_Task to complete_
Scan the listing below. Report each line that includes "sterben".

_Input rows_

begin

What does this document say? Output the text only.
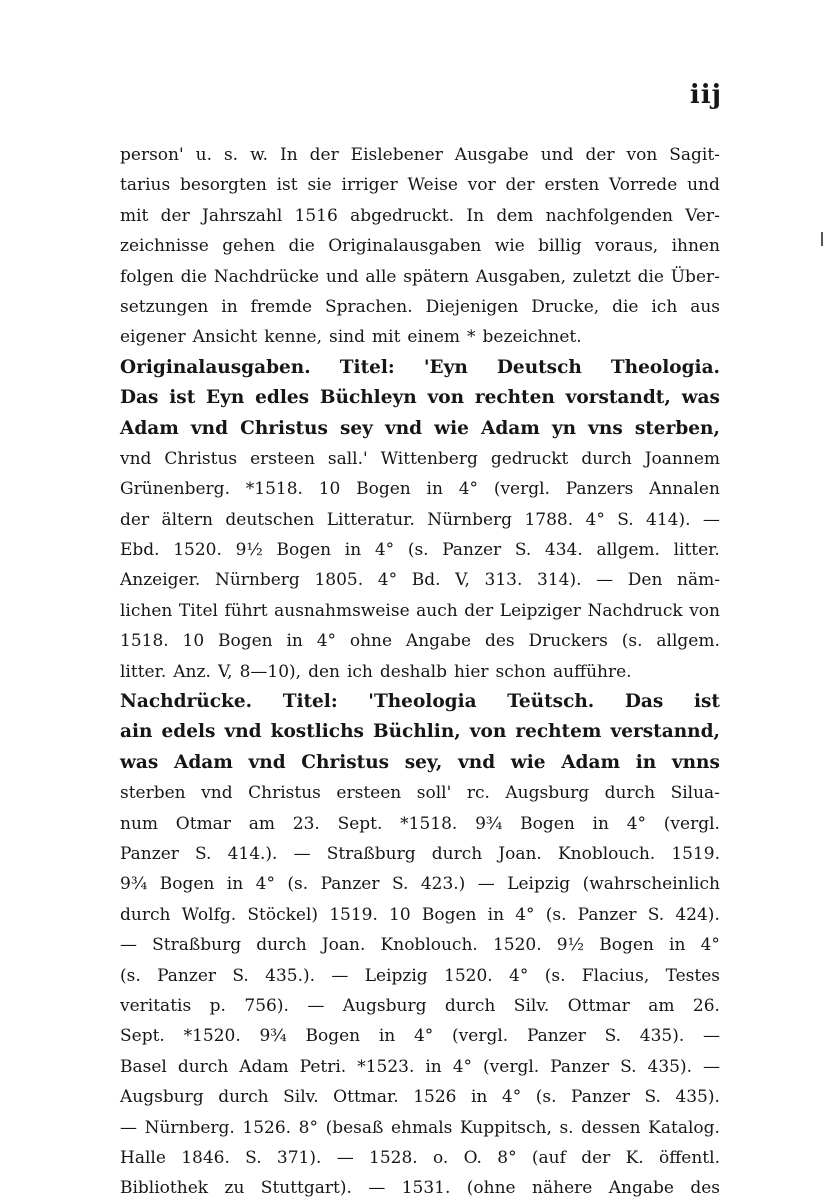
iij
person' u. s. w. In der Eislebener Ausgabe und der von Sagit-
tarius besorgten ist sie irriger Weise vor der ersten Vorrede und
mit der Jahrszahl 1516 abgedruckt. In dem nachfolgenden Ver-
zeichnisse gehen die Originalausgaben wie billig voraus, ihnen
folgen die Nachdrücke und alle spätern Ausgaben, zuletzt die Über-
setzungen in fremde Sprachen. Diejenigen Drucke, die ich aus
eigener Ansicht kenne, sind mit einem * bezeichnet.
Originalausgaben. Titel: 'Eyn Deutsch Theologia.
Das ist Eyn edles Büchleyn von rechten vorstandt, was
Adam vnd Christus sey vnd wie Adam yn vns sterben,
vnd Christus ersteen sall.' Wittenberg gedruckt durch Joannem
Grünenberg. *1518. 10 Bogen in 4° (vergl. Panzers Annalen
der ältern deutschen Litteratur. Nürnberg 1788. 4° S. 414). —
Ebd. 1520. 9½ Bogen in 4° (s. Panzer S. 434. allgem. litter.
Anzeiger. Nürnberg 1805. 4° Bd. V, 313. 314). — Den näm-
lichen Titel führt ausnahmsweise auch der Leipziger Nachdruck von
1518. 10 Bogen in 4° ohne Angabe des Druckers (s. allgem.
litter. Anz. V, 8—10), den ich deshalb hier schon aufführe.
Nachdrücke. Titel: 'Theologia Teütsch. Das ist
ain edels vnd kostlichs Büchlin, von rechtem verstannd,
was Adam vnd Christus sey, vnd wie Adam in vnns
sterben vnd Christus ersteen soll' rc. Augsburg durch Silua-
num Otmar am 23. Sept. *1518. 9¾ Bogen in 4° (vergl.
Panzer S. 414.). — Straßburg durch Joan. Knoblouch. 1519.
9¾ Bogen in 4° (s. Panzer S. 423.) — Leipzig (wahrscheinlich
durch Wolfg. Stöckel) 1519. 10 Bogen in 4° (s. Panzer S. 424).
— Straßburg durch Joan. Knoblouch. 1520. 9½ Bogen in 4°
(s. Panzer S. 435.). — Leipzig 1520. 4° (s. Flacius, Testes
veritatis p. 756). — Augsburg durch Silv. Ottmar am 26.
Sept. *1520. 9¾ Bogen in 4° (vergl. Panzer S. 435). —
Basel durch Adam Petri. *1523. in 4° (vergl. Panzer S. 435). —
Augsburg durch Silv. Ottmar. 1526 in 4° (s. Panzer S. 435).
— Nürnberg. 1526. 8° (besaß ehmals Kuppitsch, s. dessen Katalog.
Halle 1846. S. 371). — 1528. o. O. 8° (auf der K. öffentl.
Bibliothek zu Stuttgart). — 1531. (ohne nähere Angabe des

end

_Written answer_
Adam vnd Christus sey vnd wie Adam yn vns sterben,
sterben vnd Christus ersteen soll' rc. Augsburg durch Silua-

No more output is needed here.